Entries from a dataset
━━━━
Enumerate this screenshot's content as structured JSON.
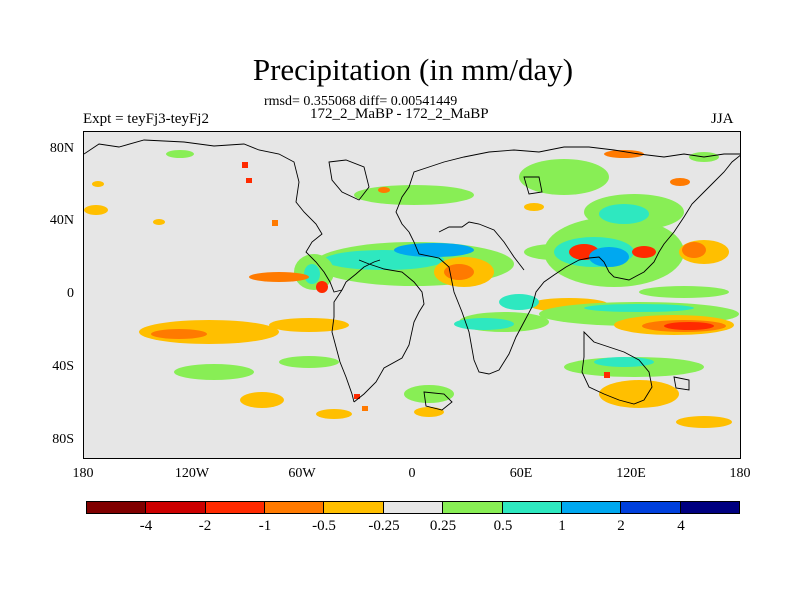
{
  "title": "Precipitation (in mm/day)",
  "stats": "rmsd= 0.355068 diff= 0.00541449",
  "subtitle": "172_2_MaBP - 172_2_MaBP",
  "left_label": "Expt = teyFj3-teyFj2",
  "right_label": "JJA",
  "y_ticks": [
    "80N",
    "40N",
    "0",
    "40S",
    "80S"
  ],
  "x_ticks": [
    "180",
    "120W",
    "60W",
    "0",
    "60E",
    "120E",
    "180"
  ],
  "colorbar": {
    "colors": [
      "#800000",
      "#cc0000",
      "#ff2a00",
      "#ff7a00",
      "#ffbf00",
      "#e6e6e6",
      "#88ee55",
      "#2ee8c0",
      "#00a8f0",
      "#0040dd",
      "#000080"
    ],
    "labels": [
      "-4",
      "-2",
      "-1",
      "-0.5",
      "-0.25",
      "0.25",
      "0.5",
      "1",
      "2",
      "4"
    ]
  },
  "chart_data": {
    "type": "heatmap",
    "title": "Precipitation (in mm/day)",
    "variable": "Precipitation difference",
    "units": "mm/day",
    "season": "JJA",
    "experiment": "teyFj3-teyFj2",
    "x_axis": {
      "range": [
        -180,
        180
      ],
      "ticks": [
        "180",
        "120W",
        "60W",
        "0",
        "60E",
        "120E",
        "180"
      ]
    },
    "y_axis": {
      "range": [
        -90,
        90
      ],
      "ticks": [
        "80N",
        "40N",
        "0",
        "40S",
        "80S"
      ]
    },
    "contour_levels": [
      -4,
      -2,
      -1,
      -0.5,
      -0.25,
      0.25,
      0.5,
      1,
      2,
      4
    ],
    "rmsd": 0.355068,
    "diff": 0.00541449
  }
}
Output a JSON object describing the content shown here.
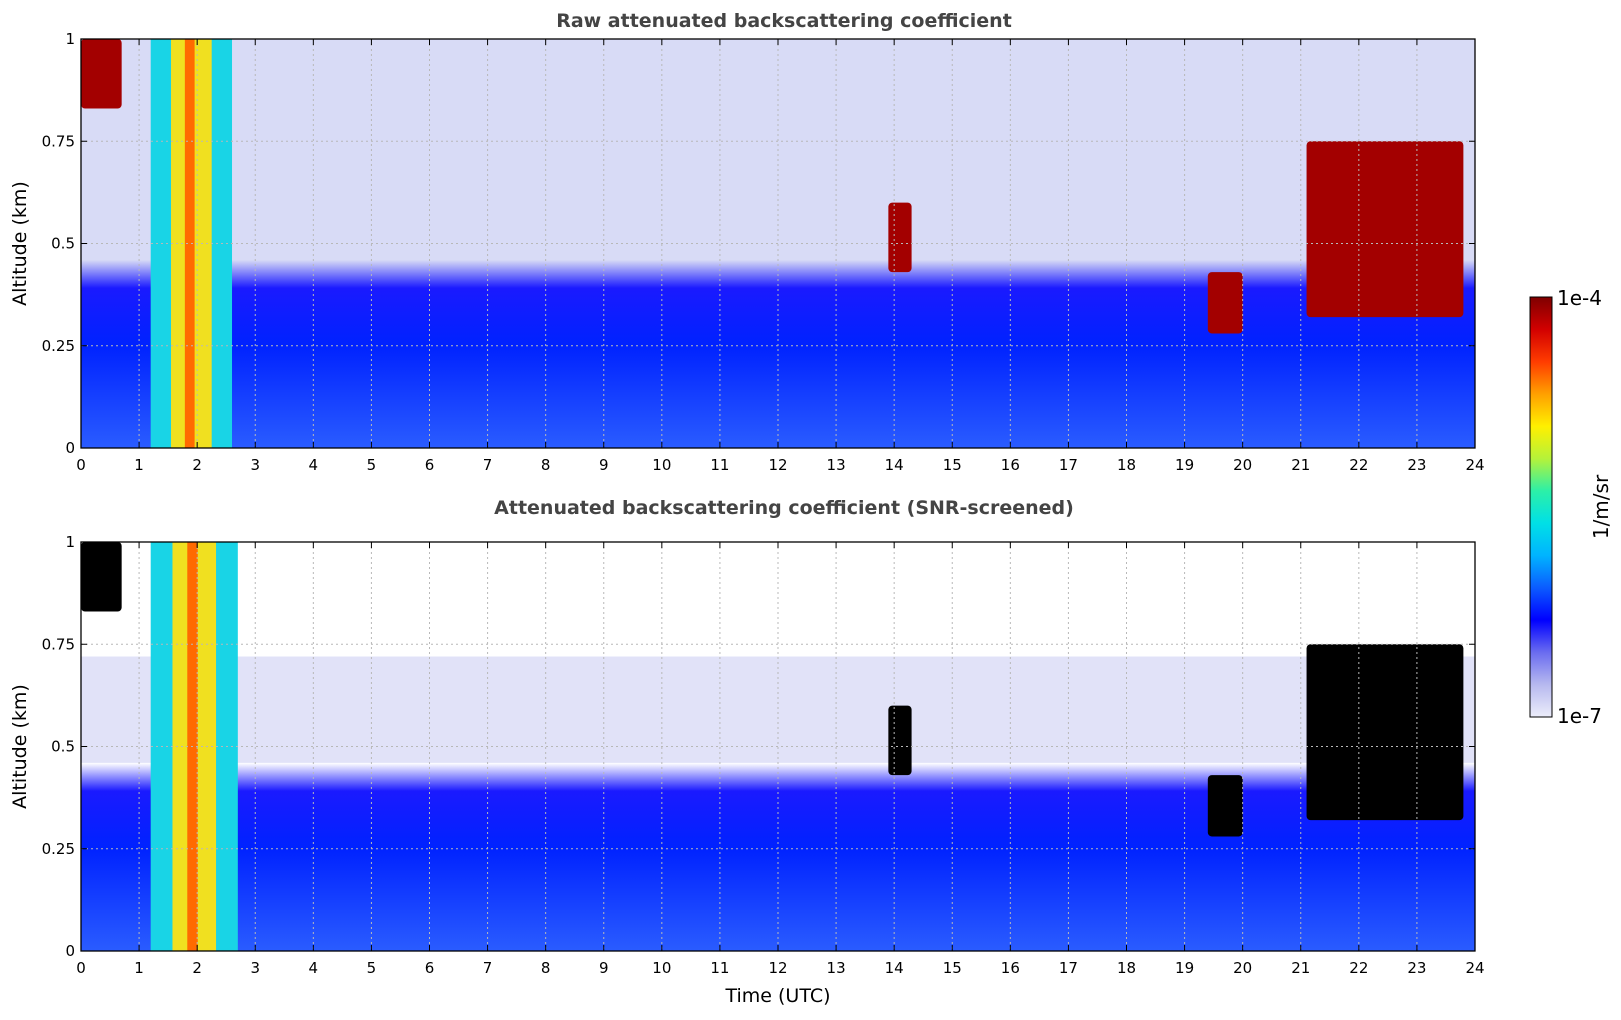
{
  "chart_data": [
    {
      "type": "heatmap",
      "title": "Raw attenuated backscattering coefficient",
      "xlabel": "",
      "ylabel": "Altitude (km)",
      "xlim": [
        0,
        24
      ],
      "ylim": [
        0,
        1
      ],
      "x_ticks": [
        0,
        1,
        2,
        3,
        4,
        5,
        6,
        7,
        8,
        9,
        10,
        11,
        12,
        13,
        14,
        15,
        16,
        17,
        18,
        19,
        20,
        21,
        22,
        23,
        24
      ],
      "y_ticks": [
        0,
        0.25,
        0.5,
        0.75,
        1
      ],
      "y_tick_labels": [
        "0",
        "0.25",
        "0.5",
        "0.75",
        "1"
      ],
      "grid": true,
      "grid_style": "dotted",
      "features": [
        {
          "time_range": [
            0,
            0.7
          ],
          "altitude_range": [
            0.83,
            1.0
          ],
          "level": "high"
        },
        {
          "time_range": [
            1.2,
            2.6
          ],
          "altitude_range": [
            0,
            1.0
          ],
          "level": "medium-high"
        },
        {
          "time_range": [
            13.9,
            14.3
          ],
          "altitude_range": [
            0.43,
            0.6
          ],
          "level": "high"
        },
        {
          "time_range": [
            19.4,
            20.0
          ],
          "altitude_range": [
            0.28,
            0.43
          ],
          "level": "high"
        },
        {
          "time_range": [
            21.1,
            23.8
          ],
          "altitude_range": [
            0.32,
            0.75
          ],
          "level": "high"
        }
      ]
    },
    {
      "type": "heatmap",
      "title": "Attenuated backscattering coefficient (SNR-screened)",
      "xlabel": "Time (UTC)",
      "ylabel": "Altitude (km)",
      "xlim": [
        0,
        24
      ],
      "ylim": [
        0,
        1
      ],
      "x_ticks": [
        0,
        1,
        2,
        3,
        4,
        5,
        6,
        7,
        8,
        9,
        10,
        11,
        12,
        13,
        14,
        15,
        16,
        17,
        18,
        19,
        20,
        21,
        22,
        23,
        24
      ],
      "y_ticks": [
        0,
        0.25,
        0.5,
        0.75,
        1
      ],
      "y_tick_labels": [
        "0",
        "0.25",
        "0.5",
        "0.75",
        "1"
      ],
      "grid": true,
      "grid_style": "dotted",
      "saturated_color": "#000000",
      "features": [
        {
          "time_range": [
            0,
            0.7
          ],
          "altitude_range": [
            0.83,
            1.0
          ],
          "level": "saturated"
        },
        {
          "time_range": [
            1.2,
            2.7
          ],
          "altitude_range": [
            0,
            1.0
          ],
          "level": "medium-high"
        },
        {
          "time_range": [
            13.9,
            14.3
          ],
          "altitude_range": [
            0.43,
            0.6
          ],
          "level": "saturated"
        },
        {
          "time_range": [
            19.4,
            20.0
          ],
          "altitude_range": [
            0.28,
            0.43
          ],
          "level": "saturated"
        },
        {
          "time_range": [
            21.1,
            23.8
          ],
          "altitude_range": [
            0.32,
            0.75
          ],
          "level": "saturated"
        }
      ]
    }
  ],
  "colorbar": {
    "label": "1/m/sr",
    "max_label": "1e-4",
    "min_label": "1e-7",
    "scale": "log",
    "range": [
      1e-07,
      0.0001
    ],
    "colors": [
      "#ecedfa",
      "#b7b9ef",
      "#6a6cf0",
      "#0000ff",
      "#0b5cff",
      "#00b4ff",
      "#00e0e6",
      "#2cf0a8",
      "#b5f23a",
      "#fff000",
      "#ffa000",
      "#ff3c00",
      "#d20000",
      "#7f0000"
    ]
  }
}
━━━━
Write out every entry again word for word, without any of the pictures.

Enumerate this screenshot's content as structured JSON.
{
  "title": "Precipitation (in mm/day)",
  "stats": "rmsd= 0.355068 diff= 0.00541449",
  "subtitle": "172_2_MaBP - 172_2_MaBP",
  "left_label": "Expt = teyFj3-teyFj2",
  "right_label": "JJA",
  "y_ticks": [
    "80N",
    "40N",
    "0",
    "40S",
    "80S"
  ],
  "x_ticks": [
    "180",
    "120W",
    "60W",
    "0",
    "60E",
    "120E",
    "180"
  ],
  "colorbar": {
    "colors": [
      "#800000",
      "#cc0000",
      "#ff2a00",
      "#ff7a00",
      "#ffbf00",
      "#e6e6e6",
      "#88ee55",
      "#2ee8c0",
      "#00a8f0",
      "#0040dd",
      "#000080"
    ],
    "labels": [
      "-4",
      "-2",
      "-1",
      "-0.5",
      "-0.25",
      "0.25",
      "0.5",
      "1",
      "2",
      "4"
    ]
  },
  "chart_data": {
    "type": "heatmap",
    "title": "Precipitation (in mm/day)",
    "variable": "Precipitation difference",
    "units": "mm/day",
    "season": "JJA",
    "experiment": "teyFj3-teyFj2",
    "x_axis": {
      "range": [
        -180,
        180
      ],
      "ticks": [
        "180",
        "120W",
        "60W",
        "0",
        "60E",
        "120E",
        "180"
      ]
    },
    "y_axis": {
      "range": [
        -90,
        90
      ],
      "ticks": [
        "80N",
        "40N",
        "0",
        "40S",
        "80S"
      ]
    },
    "contour_levels": [
      -4,
      -2,
      -1,
      -0.5,
      -0.25,
      0.25,
      0.5,
      1,
      2,
      4
    ],
    "rmsd": 0.355068,
    "diff": 0.00541449
  }
}
Output a JSON object describing the content shown here.
{
  "chart_data": [
    {
      "type": "heatmap",
      "title": "Raw attenuated backscattering coefficient",
      "xlabel": "",
      "ylabel": "Altitude (km)",
      "xlim": [
        0,
        24
      ],
      "ylim": [
        0,
        1
      ],
      "x_ticks": [
        0,
        1,
        2,
        3,
        4,
        5,
        6,
        7,
        8,
        9,
        10,
        11,
        12,
        13,
        14,
        15,
        16,
        17,
        18,
        19,
        20,
        21,
        22,
        23,
        24
      ],
      "y_ticks": [
        0,
        0.25,
        0.5,
        0.75,
        1
      ],
      "y_tick_labels": [
        "0",
        "0.25",
        "0.5",
        "0.75",
        "1"
      ],
      "grid": true,
      "grid_style": "dotted",
      "features": [
        {
          "time_range": [
            0,
            0.7
          ],
          "altitude_range": [
            0.83,
            1.0
          ],
          "level": "high"
        },
        {
          "time_range": [
            1.2,
            2.6
          ],
          "altitude_range": [
            0,
            1.0
          ],
          "level": "medium-high"
        },
        {
          "time_range": [
            13.9,
            14.3
          ],
          "altitude_range": [
            0.43,
            0.6
          ],
          "level": "high"
        },
        {
          "time_range": [
            19.4,
            20.0
          ],
          "altitude_range": [
            0.28,
            0.43
          ],
          "level": "high"
        },
        {
          "time_range": [
            21.1,
            23.8
          ],
          "altitude_range": [
            0.32,
            0.75
          ],
          "level": "high"
        }
      ]
    },
    {
      "type": "heatmap",
      "title": "Attenuated backscattering coefficient (SNR-screened)",
      "xlabel": "Time (UTC)",
      "ylabel": "Altitude (km)",
      "xlim": [
        0,
        24
      ],
      "ylim": [
        0,
        1
      ],
      "x_ticks": [
        0,
        1,
        2,
        3,
        4,
        5,
        6,
        7,
        8,
        9,
        10,
        11,
        12,
        13,
        14,
        15,
        16,
        17,
        18,
        19,
        20,
        21,
        22,
        23,
        24
      ],
      "y_ticks": [
        0,
        0.25,
        0.5,
        0.75,
        1
      ],
      "y_tick_labels": [
        "0",
        "0.25",
        "0.5",
        "0.75",
        "1"
      ],
      "grid": true,
      "grid_style": "dotted",
      "saturated_color": "#000000",
      "features": [
        {
          "time_range": [
            0,
            0.7
          ],
          "altitude_range": [
            0.83,
            1.0
          ],
          "level": "saturated"
        },
        {
          "time_range": [
            1.2,
            2.7
          ],
          "altitude_range": [
            0,
            1.0
          ],
          "level": "medium-high"
        },
        {
          "time_range": [
            13.9,
            14.3
          ],
          "altitude_range": [
            0.43,
            0.6
          ],
          "level": "saturated"
        },
        {
          "time_range": [
            19.4,
            20.0
          ],
          "altitude_range": [
            0.28,
            0.43
          ],
          "level": "saturated"
        },
        {
          "time_range": [
            21.1,
            23.8
          ],
          "altitude_range": [
            0.32,
            0.75
          ],
          "level": "saturated"
        }
      ]
    }
  ],
  "colorbar": {
    "label": "1/m/sr",
    "max_label": "1e-4",
    "min_label": "1e-7",
    "scale": "log",
    "range": [
      1e-07,
      0.0001
    ],
    "colors": [
      "#ecedfa",
      "#b7b9ef",
      "#6a6cf0",
      "#0000ff",
      "#0b5cff",
      "#00b4ff",
      "#00e0e6",
      "#2cf0a8",
      "#b5f23a",
      "#fff000",
      "#ffa000",
      "#ff3c00",
      "#d20000",
      "#7f0000"
    ]
  }
}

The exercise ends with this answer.